>> Begin Material for this exercise

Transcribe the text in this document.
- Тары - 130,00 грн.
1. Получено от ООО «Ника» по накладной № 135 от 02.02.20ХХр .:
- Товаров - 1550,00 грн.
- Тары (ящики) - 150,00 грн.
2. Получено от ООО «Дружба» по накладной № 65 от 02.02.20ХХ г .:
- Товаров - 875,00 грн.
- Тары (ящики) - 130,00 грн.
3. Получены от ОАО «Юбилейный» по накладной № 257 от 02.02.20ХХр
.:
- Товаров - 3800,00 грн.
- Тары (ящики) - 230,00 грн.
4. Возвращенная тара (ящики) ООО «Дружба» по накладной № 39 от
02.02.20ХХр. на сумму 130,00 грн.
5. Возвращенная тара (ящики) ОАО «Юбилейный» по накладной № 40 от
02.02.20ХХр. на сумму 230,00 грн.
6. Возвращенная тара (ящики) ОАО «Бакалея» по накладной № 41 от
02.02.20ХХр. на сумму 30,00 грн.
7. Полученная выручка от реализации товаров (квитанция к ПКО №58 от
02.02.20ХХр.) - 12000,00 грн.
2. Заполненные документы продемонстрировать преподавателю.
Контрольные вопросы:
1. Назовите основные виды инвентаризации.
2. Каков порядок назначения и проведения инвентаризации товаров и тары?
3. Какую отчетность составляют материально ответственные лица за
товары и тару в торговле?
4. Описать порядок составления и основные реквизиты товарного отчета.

>> End Material for this exercise

● Stated exercise: Search the records above for the string "инвентаризации". Copy every line that contains it.

● Complete output:
1. Назовите основные виды инвентаризации.
2. Каков порядок назначения и проведения инвентаризации товаров и тары?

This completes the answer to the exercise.